**Direction:** Output every line of the entries below as a JSON list of strings, one string per line, and leave out any blank lines.

[Labeled region entries]
##########
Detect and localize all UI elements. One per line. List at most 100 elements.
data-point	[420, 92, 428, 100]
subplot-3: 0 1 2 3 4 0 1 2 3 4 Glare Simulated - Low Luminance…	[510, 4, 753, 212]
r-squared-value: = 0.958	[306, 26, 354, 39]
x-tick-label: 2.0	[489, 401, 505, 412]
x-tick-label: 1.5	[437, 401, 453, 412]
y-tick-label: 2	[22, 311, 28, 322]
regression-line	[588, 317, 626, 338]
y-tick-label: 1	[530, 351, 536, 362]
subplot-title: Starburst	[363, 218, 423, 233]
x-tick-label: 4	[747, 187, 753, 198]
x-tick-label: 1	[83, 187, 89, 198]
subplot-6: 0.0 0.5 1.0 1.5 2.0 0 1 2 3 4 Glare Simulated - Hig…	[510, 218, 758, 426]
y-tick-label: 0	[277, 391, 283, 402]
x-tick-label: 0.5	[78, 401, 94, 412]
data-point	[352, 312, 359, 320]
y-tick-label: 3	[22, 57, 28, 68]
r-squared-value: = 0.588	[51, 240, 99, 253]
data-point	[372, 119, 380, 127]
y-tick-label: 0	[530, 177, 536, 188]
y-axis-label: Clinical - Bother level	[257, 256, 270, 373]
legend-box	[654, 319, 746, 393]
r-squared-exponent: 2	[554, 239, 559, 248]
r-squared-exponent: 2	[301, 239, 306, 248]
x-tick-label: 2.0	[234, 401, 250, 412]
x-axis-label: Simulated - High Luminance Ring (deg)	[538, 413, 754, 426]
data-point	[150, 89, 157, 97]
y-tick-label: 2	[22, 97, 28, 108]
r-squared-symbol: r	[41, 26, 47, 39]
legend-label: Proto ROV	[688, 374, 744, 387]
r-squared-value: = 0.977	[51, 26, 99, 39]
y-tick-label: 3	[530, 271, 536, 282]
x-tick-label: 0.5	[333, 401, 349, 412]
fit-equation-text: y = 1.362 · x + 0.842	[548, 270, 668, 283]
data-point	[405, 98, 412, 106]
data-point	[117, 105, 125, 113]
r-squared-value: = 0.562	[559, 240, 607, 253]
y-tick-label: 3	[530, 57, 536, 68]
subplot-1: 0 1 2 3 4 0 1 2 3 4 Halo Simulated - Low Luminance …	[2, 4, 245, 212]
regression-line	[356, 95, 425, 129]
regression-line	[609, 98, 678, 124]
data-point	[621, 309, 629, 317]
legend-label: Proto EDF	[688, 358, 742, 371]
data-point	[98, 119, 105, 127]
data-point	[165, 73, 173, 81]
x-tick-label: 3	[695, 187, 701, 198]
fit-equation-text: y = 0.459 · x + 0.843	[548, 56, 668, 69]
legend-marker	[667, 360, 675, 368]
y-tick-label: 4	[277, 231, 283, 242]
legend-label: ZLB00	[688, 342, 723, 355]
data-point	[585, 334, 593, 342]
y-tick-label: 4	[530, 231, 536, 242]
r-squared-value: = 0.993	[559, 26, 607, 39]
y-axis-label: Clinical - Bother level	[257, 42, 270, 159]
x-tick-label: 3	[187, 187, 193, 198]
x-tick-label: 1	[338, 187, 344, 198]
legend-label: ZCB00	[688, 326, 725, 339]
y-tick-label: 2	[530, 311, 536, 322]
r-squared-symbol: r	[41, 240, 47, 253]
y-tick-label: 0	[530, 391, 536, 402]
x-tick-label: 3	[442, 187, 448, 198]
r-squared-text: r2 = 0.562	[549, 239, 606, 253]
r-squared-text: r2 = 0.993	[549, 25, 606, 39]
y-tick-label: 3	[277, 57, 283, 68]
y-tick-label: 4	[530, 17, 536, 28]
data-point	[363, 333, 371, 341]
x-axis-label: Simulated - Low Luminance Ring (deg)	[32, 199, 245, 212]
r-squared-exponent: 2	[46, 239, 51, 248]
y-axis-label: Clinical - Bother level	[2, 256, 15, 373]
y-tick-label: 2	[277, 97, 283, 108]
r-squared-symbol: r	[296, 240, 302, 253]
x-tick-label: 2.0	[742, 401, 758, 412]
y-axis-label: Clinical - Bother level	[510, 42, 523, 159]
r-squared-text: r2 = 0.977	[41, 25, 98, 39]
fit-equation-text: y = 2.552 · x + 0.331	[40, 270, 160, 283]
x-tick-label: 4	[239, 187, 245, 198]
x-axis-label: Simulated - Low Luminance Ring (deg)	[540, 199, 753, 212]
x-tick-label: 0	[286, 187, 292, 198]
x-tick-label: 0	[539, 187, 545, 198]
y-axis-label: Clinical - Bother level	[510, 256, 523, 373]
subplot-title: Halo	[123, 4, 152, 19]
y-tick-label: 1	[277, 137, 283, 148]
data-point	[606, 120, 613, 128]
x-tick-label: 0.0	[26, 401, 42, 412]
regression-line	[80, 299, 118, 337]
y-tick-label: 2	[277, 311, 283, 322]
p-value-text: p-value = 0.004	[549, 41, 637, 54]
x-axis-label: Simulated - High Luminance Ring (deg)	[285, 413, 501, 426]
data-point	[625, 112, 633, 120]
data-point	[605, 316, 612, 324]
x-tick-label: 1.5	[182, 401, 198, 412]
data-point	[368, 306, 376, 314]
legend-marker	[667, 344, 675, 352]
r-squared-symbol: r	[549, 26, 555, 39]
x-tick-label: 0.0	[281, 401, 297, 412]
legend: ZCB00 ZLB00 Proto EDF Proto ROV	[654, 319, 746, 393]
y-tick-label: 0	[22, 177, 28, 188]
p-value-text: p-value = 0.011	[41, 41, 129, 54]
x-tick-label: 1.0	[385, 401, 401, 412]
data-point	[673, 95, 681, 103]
##########
**Task response:**
[
  "Detect and localize all UI elements. One per line. List at most 100 elements.",
  "data-point\t[420, 92, 428, 100]",
  "subplot-3: 0 1 2 3 4 0 1 2 3 4 Glare Simulated - Low Luminance…\t[510, 4, 753, 212]",
  "r-squared-value: = 0.958\t[306, 26, 354, 39]",
  "x-tick-label: 2.0\t[489, 401, 505, 412]",
  "x-tick-label: 1.5\t[437, 401, 453, 412]",
  "y-tick-label: 2\t[22, 311, 28, 322]",
  "regression-line\t[588, 317, 626, 338]",
  "y-tick-label: 1\t[530, 351, 536, 362]",
  "subplot-title: Starburst\t[363, 218, 423, 233]",
  "x-tick-label: 4\t[747, 187, 753, 198]",
  "x-tick-label: 1\t[83, 187, 89, 198]",
  "subplot-6: 0.0 0.5 1.0 1.5 2.0 0 1 2 3 4 Glare Simulated - Hig…\t[510, 218, 758, 426]",
  "y-tick-label: 0\t[277, 391, 283, 402]",
  "x-tick-label: 0.5\t[78, 401, 94, 412]",
  "data-point\t[352, 312, 359, 320]",
  "y-tick-label: 3\t[22, 57, 28, 68]",
  "r-squared-value: = 0.588\t[51, 240, 99, 253]",
  "data-point\t[372, 119, 380, 127]",
  "y-tick-label: 0\t[530, 177, 536, 188]",
  "y-axis-label: Clinical - Bother level\t[257, 256, 270, 373]",
  "legend-box\t[654, 319, 746, 393]",
  "r-squared-exponent: 2\t[554, 239, 559, 248]",
  "r-squared-exponent: 2\t[301, 239, 306, 248]",
  "x-tick-label: 2.0\t[234, 401, 250, 412]",
  "x-axis-label: Simulated - High Luminance Ring (deg)\t[538, 413, 754, 426]",
  "data-point\t[150, 89, 157, 97]",
  "y-tick-label: 2\t[22, 97, 28, 108]",
  "r-squared-symbol: r\t[41, 26, 47, 39]",
  "legend-label: Proto ROV\t[688, 374, 744, 387]",
  "r-squared-value: = 0.977\t[51, 26, 99, 39]",
  "y-tick-label: 3\t[530, 271, 536, 282]",
  "x-tick-label: 0.5\t[333, 401, 349, 412]",
  "fit-equation-text: y = 1.362 · x + 0.842\t[548, 270, 668, 283]",
  "data-point\t[405, 98, 412, 106]",
  "data-point\t[117, 105, 125, 113]",
  "r-squared-value: = 0.562\t[559, 240, 607, 253]",
  "y-tick-label: 3\t[530, 57, 536, 68]",
  "subplot-1: 0 1 2 3 4 0 1 2 3 4 Halo Simulated - Low Luminance …\t[2, 4, 245, 212]",
  "regression-line\t[356, 95, 425, 129]",
  "regression-line\t[609, 98, 678, 124]",
  "data-point\t[621, 309, 629, 317]",
  "legend-label: Proto EDF\t[688, 358, 742, 371]",
  "data-point\t[98, 119, 105, 127]",
  "data-point\t[165, 73, 173, 81]",
  "x-tick-label: 3\t[695, 187, 701, 198]",
  "fit-equation-text: y = 0.459 · x + 0.843\t[548, 56, 668, 69]",
  "legend-marker\t[667, 360, 675, 368]",
  "y-tick-label: 4\t[277, 231, 283, 242]",
  "legend-label: ZLB00\t[688, 342, 723, 355]",
  "data-point\t[585, 334, 593, 342]",
  "y-tick-label: 4\t[530, 231, 536, 242]",
  "r-squared-value: = 0.993\t[559, 26, 607, 39]",
  "y-axis-label: Clinical - Bother level\t[257, 42, 270, 159]",
  "x-tick-label: 3\t[187, 187, 193, 198]",
  "x-tick-label: 1\t[338, 187, 344, 198]",
  "legend-label: ZCB00\t[688, 326, 725, 339]",
  "y-tick-label: 2\t[530, 311, 536, 322]",
  "r-squared-symbol: r\t[41, 240, 47, 253]",
  "y-tick-label: 0\t[530, 391, 536, 402]",
  "x-tick-label: 3\t[442, 187, 448, 198]",
  "r-squared-text: r2 = 0.562\t[549, 239, 606, 253]",
  "r-squared-text: r2 = 0.993\t[549, 25, 606, 39]",
  "y-tick-label: 3\t[277, 57, 283, 68]",
  "y-tick-label: 4\t[530, 17, 536, 28]",
  "data-point\t[363, 333, 371, 341]",
  "x-axis-label: Simulated - Low Luminance Ring (deg)\t[32, 199, 245, 212]",
  "r-squared-exponent: 2\t[46, 239, 51, 248]",
  "y-axis-label: Clinical - Bother level\t[2, 256, 15, 373]",
  "y-tick-label: 2\t[277, 97, 283, 108]",
  "r-squared-symbol: r\t[296, 240, 302, 253]",
  "x-tick-label: 2.0\t[742, 401, 758, 412]",
  "y-axis-label: Clinical - Bother level\t[510, 42, 523, 159]",
  "r-squared-text: r2 = 0.977\t[41, 25, 98, 39]",
  "fit-equation-text: y = 2.552 · x + 0.331\t[40, 270, 160, 283]",
  "x-tick-label: 4\t[239, 187, 245, 198]",
  "x-axis-label: Simulated - Low Luminance Ring (deg)\t[540, 199, 753, 212]",
  "x-tick-label: 0\t[286, 187, 292, 198]",
  "x-tick-label: 0\t[539, 187, 545, 198]",
  "y-axis-label: Clinical - Bother level\t[510, 256, 523, 373]",
  "subplot-title: Halo\t[123, 4, 152, 19]",
  "y-tick-label: 1\t[277, 137, 283, 148]",
  "data-point\t[606, 120, 613, 128]",
  "x-tick-label: 0.0\t[26, 401, 42, 412]",
  "regression-line\t[80, 299, 118, 337]",
  "y-tick-label: 2\t[277, 311, 283, 322]",
  "p-value-text: p-value = 0.004\t[549, 41, 637, 54]",
  "x-axis-label: Simulated - High Luminance Ring (deg)\t[285, 413, 501, 426]",
  "data-point\t[625, 112, 633, 120]",
  "data-point\t[605, 316, 612, 324]",
  "x-tick-label: 1.5\t[182, 401, 198, 412]",
  "data-point\t[368, 306, 376, 314]",
  "legend-marker\t[667, 344, 675, 352]",
  "r-squared-symbol: r\t[549, 26, 555, 39]",
  "x-tick-label: 0.0\t[281, 401, 297, 412]",
  "legend: ZCB00 ZLB00 Proto EDF Proto ROV\t[654, 319, 746, 393]",
  "y-tick-label: 0\t[22, 177, 28, 188]",
  "p-value-text: p-value = 0.011\t[41, 41, 129, 54]",
  "x-tick-label: 1.0\t[385, 401, 401, 412]",
  "data-point\t[673, 95, 681, 103]"
]